- _TASK REQUIREMENTS_
Can you transcribe every entry word for word, skipping the images?

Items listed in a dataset
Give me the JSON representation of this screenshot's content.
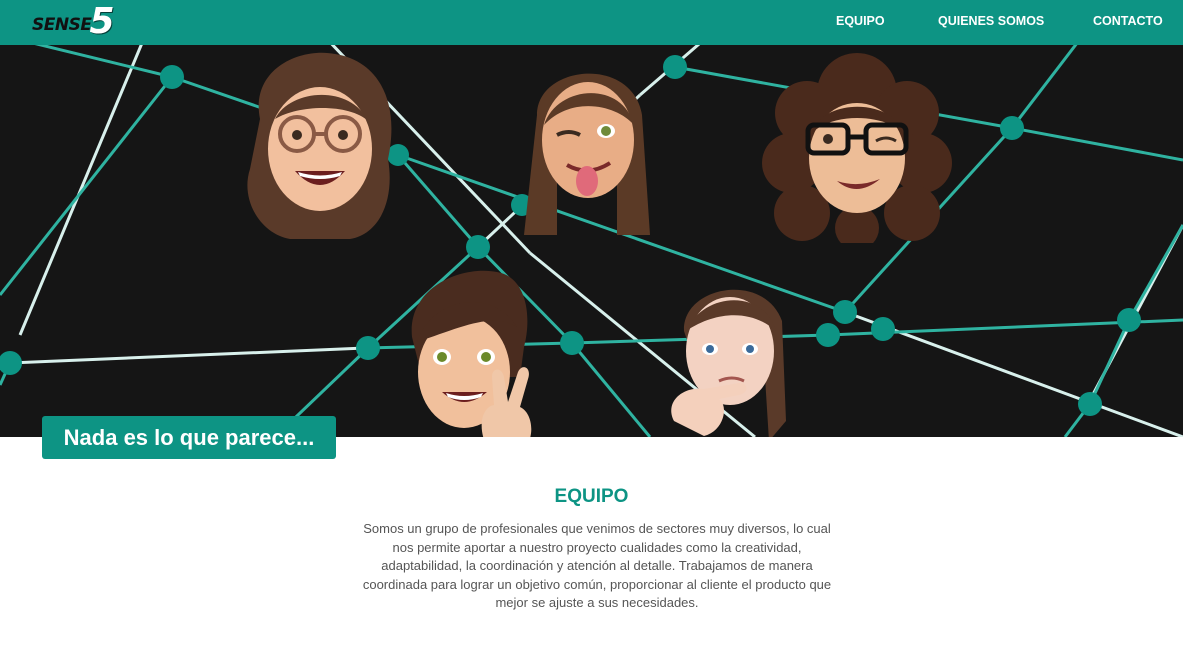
{
  "brand": {
    "logo_text": "SENSE",
    "logo_number": "5"
  },
  "nav": {
    "items": [
      {
        "label": "EQUIPO"
      },
      {
        "label": "QUIENES SOMOS"
      },
      {
        "label": "CONTACTO"
      }
    ]
  },
  "hero": {
    "cta_label": "Nada es lo que parece..."
  },
  "team": {
    "title": "EQUIPO",
    "description": "Somos un grupo de profesionales que venimos de sectores muy diversos, lo cual nos permite aportar a nuestro proyecto cualidades como la creatividad, adaptabilidad, la coordinación y atención al detalle. Trabajamos de manera coordinada para lograr un objetivo común, proporcionar al cliente el producto que mejor se ajuste a sus necesidades."
  },
  "colors": {
    "accent": "#0d9484",
    "hero_bg": "#151515",
    "line_light": "#d8f0ec",
    "line_teal": "#2fb3a1"
  }
}
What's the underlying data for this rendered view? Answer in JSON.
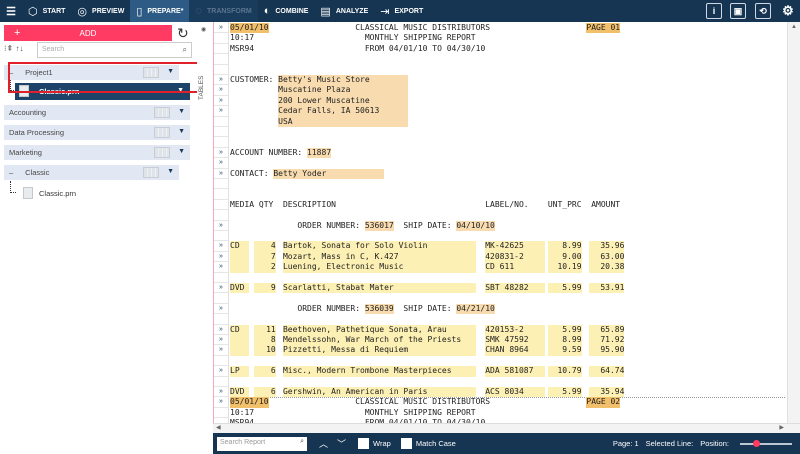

- _ANSWER IN FULL_
Give me the JSON representation of this screenshot's content.
{
  "brand": {
    "logo_text": "SENSE",
    "logo_number": "5"
  },
  "nav": {
    "items": [
      {
        "label": "EQUIPO"
      },
      {
        "label": "QUIENES SOMOS"
      },
      {
        "label": "CONTACTO"
      }
    ]
  },
  "hero": {
    "cta_label": "Nada es lo que parece..."
  },
  "team": {
    "title": "EQUIPO",
    "description": "Somos un grupo de profesionales que venimos de sectores muy diversos, lo cual nos permite aportar a nuestro proyecto cualidades como la creatividad, adaptabilidad, la coordinación y atención al detalle. Trabajamos de manera coordinada para lograr un objetivo común, proporcionar al cliente el producto que mejor se ajuste a sus necesidades."
  },
  "colors": {
    "accent": "#0d9484",
    "hero_bg": "#151515",
    "line_light": "#d8f0ec",
    "line_teal": "#2fb3a1"
  }
}
What's the underlying data for this rendered view? Answer in JSON.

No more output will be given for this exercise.